* _What you are asked to do_:
Your task is to copy the listing exactly. Drop any pictures from the copy.

* _Records shown_:
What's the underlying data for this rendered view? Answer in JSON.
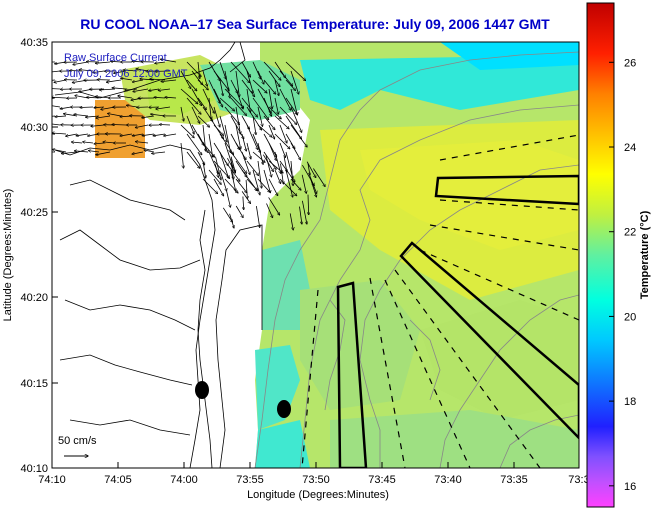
{
  "title": "RU COOL  NOAA–17  Sea Surface Temperature:  July 09, 2006 1447 GMT",
  "overlay": {
    "line1": "Raw Surface Current",
    "line2": "July 09, 2006 12:00 GMT"
  },
  "scale_label": "50 cm/s",
  "axes": {
    "xlabel": "Longitude (Degrees:Minutes)",
    "ylabel": "Latitude (Degrees:Minutes)",
    "xticks": [
      "74:10",
      "74:05",
      "74:00",
      "73:55",
      "73:50",
      "73:45",
      "73:40",
      "73:35",
      "73:3"
    ],
    "yticks": [
      "40:35",
      "40:30",
      "40:25",
      "40:20",
      "40:15",
      "40:10"
    ]
  },
  "colorbar": {
    "label": "Temperature (°C)",
    "ticks": [
      "26",
      "24",
      "22",
      "20",
      "18",
      "16"
    ],
    "range": [
      15.5,
      27.4
    ]
  },
  "colors": {
    "title": "#0000c8",
    "coast": "#000000",
    "contour": "#888888",
    "overlay_text": "#2020c0"
  },
  "chart_data": {
    "type": "heatmap",
    "title": "RU COOL  NOAA–17  Sea Surface Temperature:  July 09, 2006 1447 GMT",
    "xlabel": "Longitude (Degrees:Minutes)",
    "ylabel": "Latitude (Degrees:Minutes)",
    "variable": "Temperature (°C)",
    "x_range_deg": [
      -74.1667,
      -73.5333
    ],
    "y_range_deg": [
      40.1667,
      40.5833
    ],
    "color_range_c": [
      15.5,
      27.4
    ],
    "sample_temperatures_c": [
      {
        "lon": -74.05,
        "lat": 40.5,
        "temp": 24.0
      },
      {
        "lon": -73.96,
        "lat": 40.52,
        "temp": 22.0
      },
      {
        "lon": -73.9,
        "lat": 40.52,
        "temp": 20.0
      },
      {
        "lon": -73.8,
        "lat": 40.5,
        "temp": 20.8
      },
      {
        "lon": -73.7,
        "lat": 40.45,
        "temp": 22.0
      },
      {
        "lon": -73.6,
        "lat": 40.4,
        "temp": 22.2
      },
      {
        "lon": -73.85,
        "lat": 40.35,
        "temp": 21.0
      },
      {
        "lon": -73.75,
        "lat": 40.3,
        "temp": 21.0
      },
      {
        "lon": -73.85,
        "lat": 40.25,
        "temp": 20.5
      },
      {
        "lon": -73.65,
        "lat": 40.2,
        "temp": 20.8
      },
      {
        "lon": -73.9,
        "lat": 40.22,
        "temp": 19.5
      }
    ],
    "grid": false
  }
}
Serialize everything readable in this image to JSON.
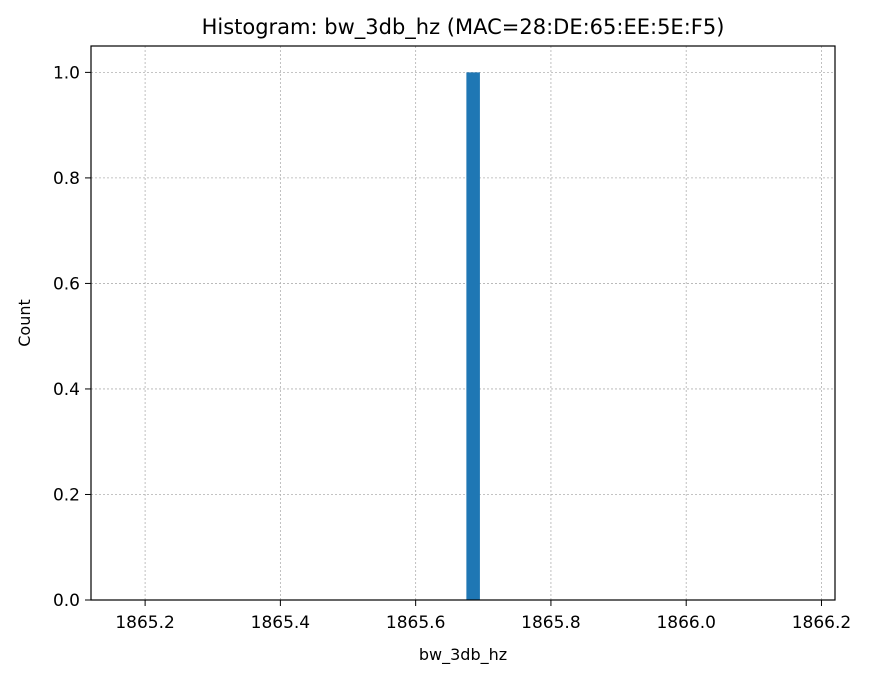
{
  "chart_data": {
    "type": "bar",
    "title": "Histogram: bw_3db_hz (MAC=28:DE:65:EE:5E:F5)",
    "xlabel": "bw_3db_hz",
    "ylabel": "Count",
    "xlim": [
      1865.12,
      1866.22
    ],
    "ylim": [
      0,
      1.05
    ],
    "xticks": [
      "1865.2",
      "1865.4",
      "1865.6",
      "1865.8",
      "1866.0",
      "1866.2"
    ],
    "yticks": [
      "0.0",
      "0.2",
      "0.4",
      "0.6",
      "0.8",
      "1.0"
    ],
    "grid": true,
    "bars": [
      {
        "x_start": 1865.675,
        "x_end": 1865.695,
        "value": 1
      }
    ],
    "bar_color": "#1f77b4"
  }
}
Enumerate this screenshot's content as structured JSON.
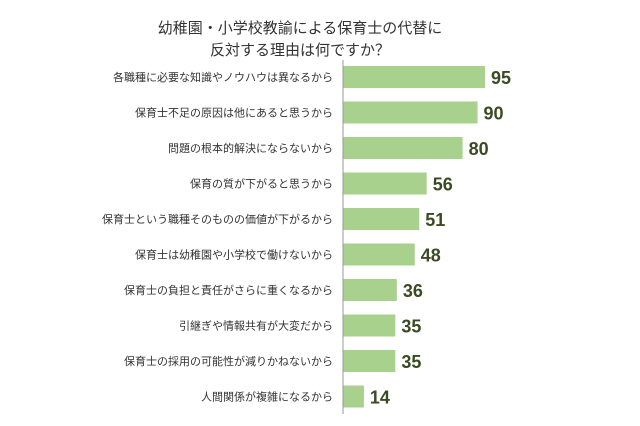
{
  "chart_data": {
    "type": "bar",
    "orientation": "horizontal",
    "title_lines": [
      "幼稚園・小学校教諭による保育士の代替に",
      "反対する理由は何ですか？"
    ],
    "categories": [
      "各職種に必要な知識やノウハウは異なるから",
      "保育士不足の原因は他にあると思うから",
      "問題の根本的解決にならないから",
      "保育の質が下がると思うから",
      "保育士という職種そのものの価値が下がるから",
      "保育士は幼稚園や小学校で働けないから",
      "保育士の負担と責任がさらに重くなるから",
      "引継ぎや情報共有が大変だから",
      "保育士の採用の可能性が減りかねないから",
      "人間関係が複雑になるから"
    ],
    "values": [
      95,
      90,
      80,
      56,
      51,
      48,
      36,
      35,
      35,
      14
    ],
    "xlim": [
      0,
      100
    ],
    "grid": false,
    "bar_color": "#a9d18e",
    "label_color": "#3a4a22"
  }
}
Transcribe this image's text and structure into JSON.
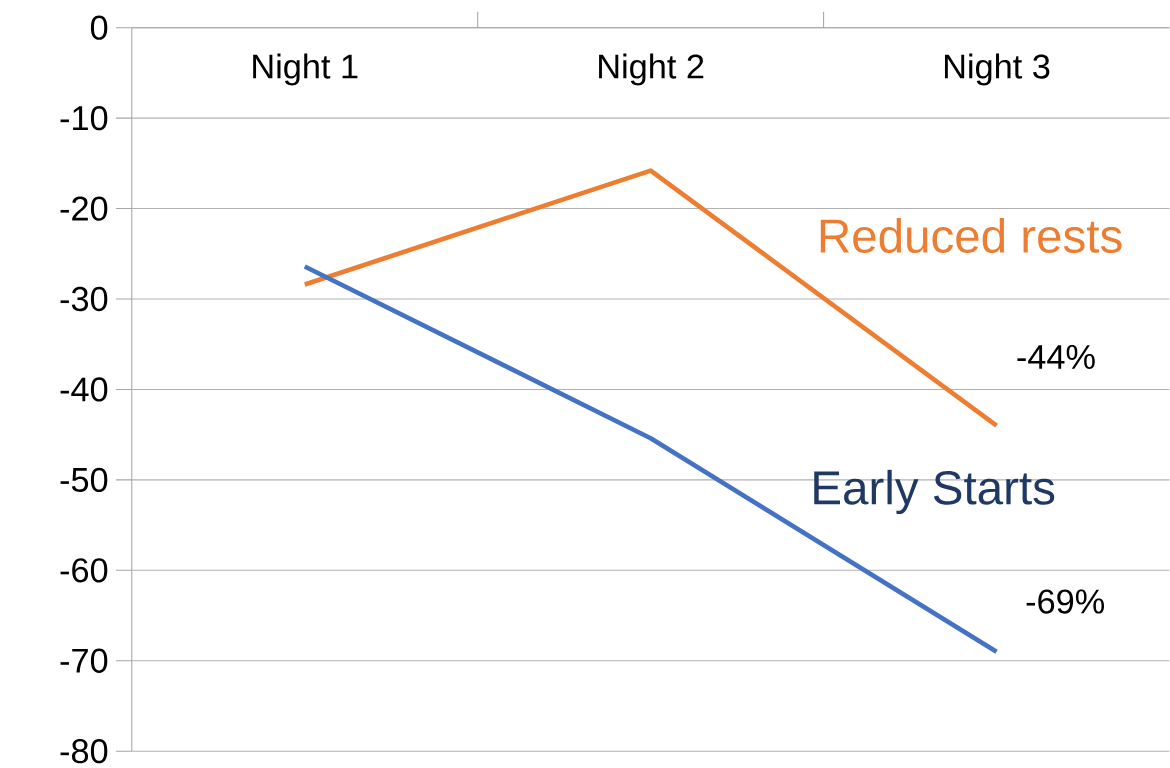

* _Exercise output_:
What's the underlying data for this rendered view? Answer in JSON.
{
  "title": "RU COOL  NOAA–17  Sea Surface Temperature:  July 09, 2006 1447 GMT",
  "overlay": {
    "line1": "Raw Surface Current",
    "line2": "July 09, 2006 12:00 GMT"
  },
  "scale_label": "50 cm/s",
  "axes": {
    "xlabel": "Longitude (Degrees:Minutes)",
    "ylabel": "Latitude (Degrees:Minutes)",
    "xticks": [
      "74:10",
      "74:05",
      "74:00",
      "73:55",
      "73:50",
      "73:45",
      "73:40",
      "73:35",
      "73:3"
    ],
    "yticks": [
      "40:35",
      "40:30",
      "40:25",
      "40:20",
      "40:15",
      "40:10"
    ]
  },
  "colorbar": {
    "label": "Temperature (°C)",
    "ticks": [
      "26",
      "24",
      "22",
      "20",
      "18",
      "16"
    ],
    "range": [
      15.5,
      27.4
    ]
  },
  "colors": {
    "title": "#0000c8",
    "coast": "#000000",
    "contour": "#888888",
    "overlay_text": "#2020c0"
  },
  "chart_data": {
    "type": "heatmap",
    "title": "RU COOL  NOAA–17  Sea Surface Temperature:  July 09, 2006 1447 GMT",
    "xlabel": "Longitude (Degrees:Minutes)",
    "ylabel": "Latitude (Degrees:Minutes)",
    "variable": "Temperature (°C)",
    "x_range_deg": [
      -74.1667,
      -73.5333
    ],
    "y_range_deg": [
      40.1667,
      40.5833
    ],
    "color_range_c": [
      15.5,
      27.4
    ],
    "sample_temperatures_c": [
      {
        "lon": -74.05,
        "lat": 40.5,
        "temp": 24.0
      },
      {
        "lon": -73.96,
        "lat": 40.52,
        "temp": 22.0
      },
      {
        "lon": -73.9,
        "lat": 40.52,
        "temp": 20.0
      },
      {
        "lon": -73.8,
        "lat": 40.5,
        "temp": 20.8
      },
      {
        "lon": -73.7,
        "lat": 40.45,
        "temp": 22.0
      },
      {
        "lon": -73.6,
        "lat": 40.4,
        "temp": 22.2
      },
      {
        "lon": -73.85,
        "lat": 40.35,
        "temp": 21.0
      },
      {
        "lon": -73.75,
        "lat": 40.3,
        "temp": 21.0
      },
      {
        "lon": -73.85,
        "lat": 40.25,
        "temp": 20.5
      },
      {
        "lon": -73.65,
        "lat": 40.2,
        "temp": 20.8
      },
      {
        "lon": -73.9,
        "lat": 40.22,
        "temp": 19.5
      }
    ],
    "grid": false
  }
}
Serialize everything readable in this image to JSON.
{
  "chart_data": {
    "type": "bar",
    "title": "Histogram: bw_3db_hz (MAC=28:DE:65:EE:5E:F5)",
    "xlabel": "bw_3db_hz",
    "ylabel": "Count",
    "xlim": [
      1865.12,
      1866.22
    ],
    "ylim": [
      0,
      1.05
    ],
    "xticks": [
      "1865.2",
      "1865.4",
      "1865.6",
      "1865.8",
      "1866.0",
      "1866.2"
    ],
    "yticks": [
      "0.0",
      "0.2",
      "0.4",
      "0.6",
      "0.8",
      "1.0"
    ],
    "grid": true,
    "bars": [
      {
        "x_start": 1865.675,
        "x_end": 1865.695,
        "value": 1
      }
    ],
    "bar_color": "#1f77b4"
  }
}
Enumerate this screenshot's content as structured JSON.
{
  "chart_data": {
    "type": "bar",
    "orientation": "horizontal",
    "title_lines": [
      "幼稚園・小学校教諭による保育士の代替に",
      "反対する理由は何ですか？"
    ],
    "categories": [
      "各職種に必要な知識やノウハウは異なるから",
      "保育士不足の原因は他にあると思うから",
      "問題の根本的解決にならないから",
      "保育の質が下がると思うから",
      "保育士という職種そのものの価値が下がるから",
      "保育士は幼稚園や小学校で働けないから",
      "保育士の負担と責任がさらに重くなるから",
      "引継ぎや情報共有が大変だから",
      "保育士の採用の可能性が減りかねないから",
      "人間関係が複雑になるから"
    ],
    "values": [
      95,
      90,
      80,
      56,
      51,
      48,
      36,
      35,
      35,
      14
    ],
    "xlim": [
      0,
      100
    ],
    "grid": false,
    "bar_color": "#a9d18e",
    "label_color": "#3a4a22"
  }
}
Transcribe this image's text and structure into JSON.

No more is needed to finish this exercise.